STATED PROBLEM — Identify all lines in the data containing the string "JSON". Copy them out.

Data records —
########
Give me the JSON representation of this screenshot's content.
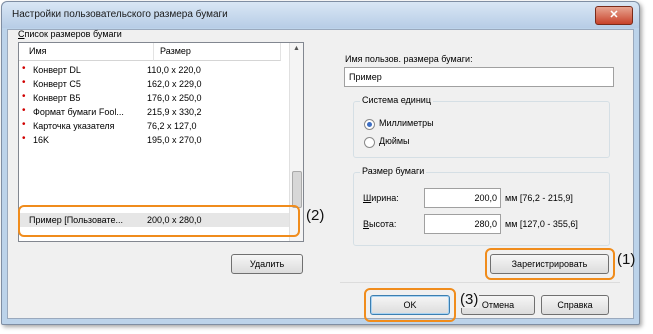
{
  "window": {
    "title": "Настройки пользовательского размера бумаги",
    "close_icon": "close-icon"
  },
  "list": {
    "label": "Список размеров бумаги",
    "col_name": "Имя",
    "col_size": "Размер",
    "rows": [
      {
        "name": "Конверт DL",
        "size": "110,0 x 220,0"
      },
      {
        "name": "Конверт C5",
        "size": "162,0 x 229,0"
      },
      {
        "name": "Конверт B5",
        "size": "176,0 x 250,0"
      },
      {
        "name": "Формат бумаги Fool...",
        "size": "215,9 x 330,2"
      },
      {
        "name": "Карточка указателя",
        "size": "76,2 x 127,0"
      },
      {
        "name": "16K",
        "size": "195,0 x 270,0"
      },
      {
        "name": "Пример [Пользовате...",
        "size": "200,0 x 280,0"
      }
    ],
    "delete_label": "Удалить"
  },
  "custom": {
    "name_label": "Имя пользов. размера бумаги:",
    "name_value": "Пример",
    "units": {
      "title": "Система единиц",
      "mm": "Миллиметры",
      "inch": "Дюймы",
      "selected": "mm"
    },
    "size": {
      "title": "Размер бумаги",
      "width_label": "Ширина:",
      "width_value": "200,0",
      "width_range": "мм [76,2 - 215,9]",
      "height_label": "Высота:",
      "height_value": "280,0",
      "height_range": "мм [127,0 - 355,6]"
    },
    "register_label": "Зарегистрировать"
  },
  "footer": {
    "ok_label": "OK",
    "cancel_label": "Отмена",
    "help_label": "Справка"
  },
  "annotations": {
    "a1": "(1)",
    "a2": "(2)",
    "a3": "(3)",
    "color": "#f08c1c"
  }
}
########
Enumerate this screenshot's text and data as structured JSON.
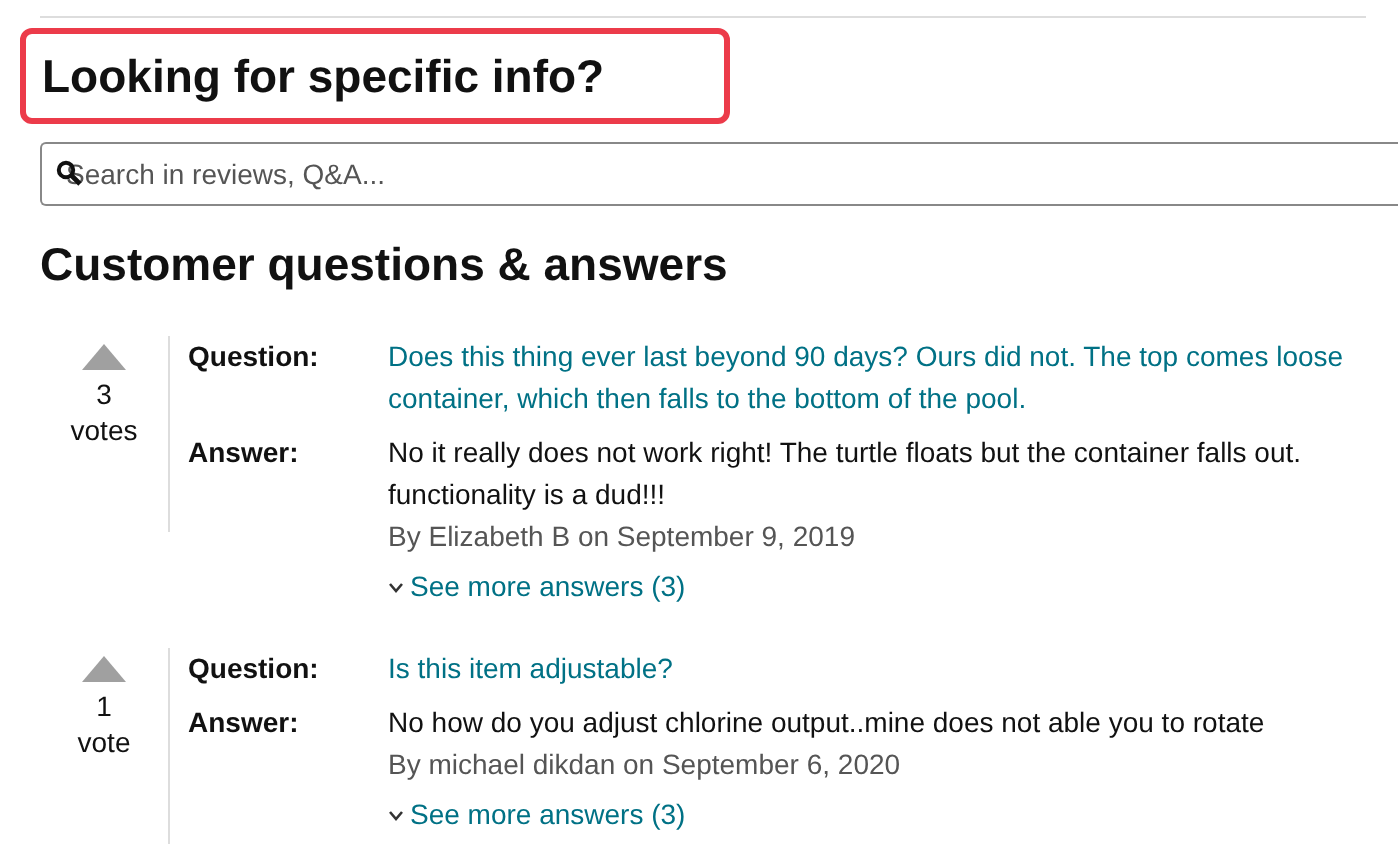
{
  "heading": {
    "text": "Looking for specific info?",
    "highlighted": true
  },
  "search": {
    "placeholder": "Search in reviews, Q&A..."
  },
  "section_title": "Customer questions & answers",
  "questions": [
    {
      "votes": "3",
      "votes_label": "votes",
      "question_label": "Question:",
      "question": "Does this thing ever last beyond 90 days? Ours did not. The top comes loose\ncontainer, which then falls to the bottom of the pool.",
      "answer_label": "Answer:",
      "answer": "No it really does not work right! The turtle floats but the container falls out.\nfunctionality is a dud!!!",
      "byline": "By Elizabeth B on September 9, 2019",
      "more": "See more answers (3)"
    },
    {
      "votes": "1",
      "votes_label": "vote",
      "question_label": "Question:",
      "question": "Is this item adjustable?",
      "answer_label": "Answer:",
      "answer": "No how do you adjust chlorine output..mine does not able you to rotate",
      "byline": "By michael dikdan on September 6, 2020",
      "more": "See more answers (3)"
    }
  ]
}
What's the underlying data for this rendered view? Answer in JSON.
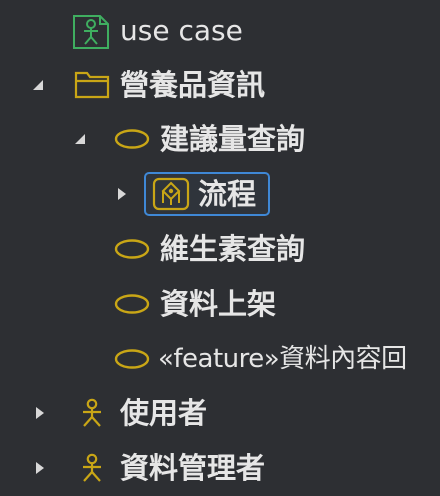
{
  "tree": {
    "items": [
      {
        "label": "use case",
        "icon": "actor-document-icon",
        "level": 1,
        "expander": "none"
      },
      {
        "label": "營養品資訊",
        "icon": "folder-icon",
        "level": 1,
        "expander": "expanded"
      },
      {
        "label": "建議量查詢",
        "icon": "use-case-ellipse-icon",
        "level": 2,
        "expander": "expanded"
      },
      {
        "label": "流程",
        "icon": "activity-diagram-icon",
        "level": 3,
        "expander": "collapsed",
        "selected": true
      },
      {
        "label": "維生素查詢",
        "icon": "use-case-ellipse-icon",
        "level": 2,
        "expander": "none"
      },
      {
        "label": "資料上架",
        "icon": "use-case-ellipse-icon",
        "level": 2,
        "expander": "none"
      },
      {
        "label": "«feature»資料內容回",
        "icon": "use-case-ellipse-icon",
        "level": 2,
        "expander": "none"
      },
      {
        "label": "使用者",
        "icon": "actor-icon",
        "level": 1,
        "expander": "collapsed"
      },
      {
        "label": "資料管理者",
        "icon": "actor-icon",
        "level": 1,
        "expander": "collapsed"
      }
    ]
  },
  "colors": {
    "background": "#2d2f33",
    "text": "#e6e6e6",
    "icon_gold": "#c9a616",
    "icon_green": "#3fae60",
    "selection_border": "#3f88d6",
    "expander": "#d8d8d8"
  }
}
########
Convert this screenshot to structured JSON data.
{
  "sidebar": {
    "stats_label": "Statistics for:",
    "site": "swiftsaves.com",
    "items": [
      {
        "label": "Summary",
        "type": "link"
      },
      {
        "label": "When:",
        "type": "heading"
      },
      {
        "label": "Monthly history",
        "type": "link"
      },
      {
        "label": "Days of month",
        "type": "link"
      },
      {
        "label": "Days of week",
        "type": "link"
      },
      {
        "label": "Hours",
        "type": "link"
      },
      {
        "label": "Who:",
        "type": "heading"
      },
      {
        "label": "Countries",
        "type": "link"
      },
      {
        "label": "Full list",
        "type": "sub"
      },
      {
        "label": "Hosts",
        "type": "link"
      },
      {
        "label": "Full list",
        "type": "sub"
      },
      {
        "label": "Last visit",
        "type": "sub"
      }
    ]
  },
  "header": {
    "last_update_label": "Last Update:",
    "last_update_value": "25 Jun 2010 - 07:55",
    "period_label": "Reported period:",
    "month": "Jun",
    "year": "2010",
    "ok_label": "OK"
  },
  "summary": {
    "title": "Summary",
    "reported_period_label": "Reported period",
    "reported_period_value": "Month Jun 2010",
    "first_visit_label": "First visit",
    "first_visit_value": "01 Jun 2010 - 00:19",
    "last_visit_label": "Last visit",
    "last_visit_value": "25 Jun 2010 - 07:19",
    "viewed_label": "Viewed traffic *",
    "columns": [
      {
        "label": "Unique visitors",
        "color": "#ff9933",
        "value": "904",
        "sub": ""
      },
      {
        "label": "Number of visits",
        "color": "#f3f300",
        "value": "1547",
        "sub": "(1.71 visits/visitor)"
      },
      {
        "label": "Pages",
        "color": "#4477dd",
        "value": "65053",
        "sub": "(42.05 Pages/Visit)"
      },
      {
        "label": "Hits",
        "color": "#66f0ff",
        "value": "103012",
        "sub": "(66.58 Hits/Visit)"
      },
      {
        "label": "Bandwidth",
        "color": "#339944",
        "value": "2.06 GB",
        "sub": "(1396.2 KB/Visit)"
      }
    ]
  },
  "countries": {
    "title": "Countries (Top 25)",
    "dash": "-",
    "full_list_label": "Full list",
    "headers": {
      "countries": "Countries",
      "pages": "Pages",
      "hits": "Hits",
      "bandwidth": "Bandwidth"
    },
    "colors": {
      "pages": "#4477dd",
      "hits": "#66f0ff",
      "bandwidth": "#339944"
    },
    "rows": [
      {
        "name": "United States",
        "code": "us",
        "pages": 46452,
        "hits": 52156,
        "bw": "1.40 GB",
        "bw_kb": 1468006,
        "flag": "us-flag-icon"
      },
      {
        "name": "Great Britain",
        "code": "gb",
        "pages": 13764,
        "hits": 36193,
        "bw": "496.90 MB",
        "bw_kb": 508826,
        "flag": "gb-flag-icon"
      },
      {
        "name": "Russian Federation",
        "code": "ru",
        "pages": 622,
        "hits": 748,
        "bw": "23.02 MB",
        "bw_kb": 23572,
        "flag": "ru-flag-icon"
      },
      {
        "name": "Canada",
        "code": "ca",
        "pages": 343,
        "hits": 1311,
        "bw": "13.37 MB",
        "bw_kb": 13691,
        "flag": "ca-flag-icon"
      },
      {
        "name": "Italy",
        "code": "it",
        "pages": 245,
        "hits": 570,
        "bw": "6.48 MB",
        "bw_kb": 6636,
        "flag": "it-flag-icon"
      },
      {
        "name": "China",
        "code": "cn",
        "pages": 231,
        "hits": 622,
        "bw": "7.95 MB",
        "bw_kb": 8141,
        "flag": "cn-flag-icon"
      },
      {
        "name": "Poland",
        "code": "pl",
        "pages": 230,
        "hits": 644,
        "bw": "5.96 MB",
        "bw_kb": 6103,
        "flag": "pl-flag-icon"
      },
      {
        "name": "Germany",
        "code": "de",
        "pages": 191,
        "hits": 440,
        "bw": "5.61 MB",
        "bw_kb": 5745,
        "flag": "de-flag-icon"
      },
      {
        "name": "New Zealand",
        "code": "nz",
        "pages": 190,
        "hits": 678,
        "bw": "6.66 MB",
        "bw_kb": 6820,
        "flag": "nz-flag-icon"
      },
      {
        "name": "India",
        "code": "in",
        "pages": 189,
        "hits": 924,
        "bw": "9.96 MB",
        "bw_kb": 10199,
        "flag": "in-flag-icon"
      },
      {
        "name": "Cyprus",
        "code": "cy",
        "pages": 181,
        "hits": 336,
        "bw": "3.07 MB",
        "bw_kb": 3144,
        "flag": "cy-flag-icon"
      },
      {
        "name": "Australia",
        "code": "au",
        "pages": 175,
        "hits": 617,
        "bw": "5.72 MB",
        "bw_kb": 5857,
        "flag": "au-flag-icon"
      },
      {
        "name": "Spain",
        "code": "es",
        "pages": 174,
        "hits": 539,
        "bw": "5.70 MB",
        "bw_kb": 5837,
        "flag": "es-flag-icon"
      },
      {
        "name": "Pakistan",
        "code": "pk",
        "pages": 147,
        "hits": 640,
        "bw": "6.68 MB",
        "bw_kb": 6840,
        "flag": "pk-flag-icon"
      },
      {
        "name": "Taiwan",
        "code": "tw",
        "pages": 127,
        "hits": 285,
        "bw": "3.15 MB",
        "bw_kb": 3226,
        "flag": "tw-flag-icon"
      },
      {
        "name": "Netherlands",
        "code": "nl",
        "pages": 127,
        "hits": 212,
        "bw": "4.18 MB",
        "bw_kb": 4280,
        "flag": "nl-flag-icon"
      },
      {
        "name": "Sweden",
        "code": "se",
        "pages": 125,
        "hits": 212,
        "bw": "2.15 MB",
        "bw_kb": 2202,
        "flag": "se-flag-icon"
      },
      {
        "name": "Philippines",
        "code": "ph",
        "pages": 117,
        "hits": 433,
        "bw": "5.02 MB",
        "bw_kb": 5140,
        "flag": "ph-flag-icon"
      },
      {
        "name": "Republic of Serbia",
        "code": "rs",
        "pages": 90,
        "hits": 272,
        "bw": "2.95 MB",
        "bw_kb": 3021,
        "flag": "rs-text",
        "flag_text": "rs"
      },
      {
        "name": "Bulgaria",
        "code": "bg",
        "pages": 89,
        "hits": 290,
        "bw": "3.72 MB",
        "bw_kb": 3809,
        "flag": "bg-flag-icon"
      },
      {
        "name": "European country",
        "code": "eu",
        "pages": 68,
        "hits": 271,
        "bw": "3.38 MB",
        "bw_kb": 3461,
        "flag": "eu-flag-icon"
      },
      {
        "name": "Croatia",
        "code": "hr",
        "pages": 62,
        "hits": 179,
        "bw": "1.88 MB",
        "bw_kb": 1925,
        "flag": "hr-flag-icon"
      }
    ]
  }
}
########
EXERCISE RESULT —
Give me the JSON representation of this screenshot's content.
Enumerate this screenshot's text and data as structured JSON.
What's the underlying data for this rendered view? Answer in JSON.
Convert this screenshot to structured JSON data.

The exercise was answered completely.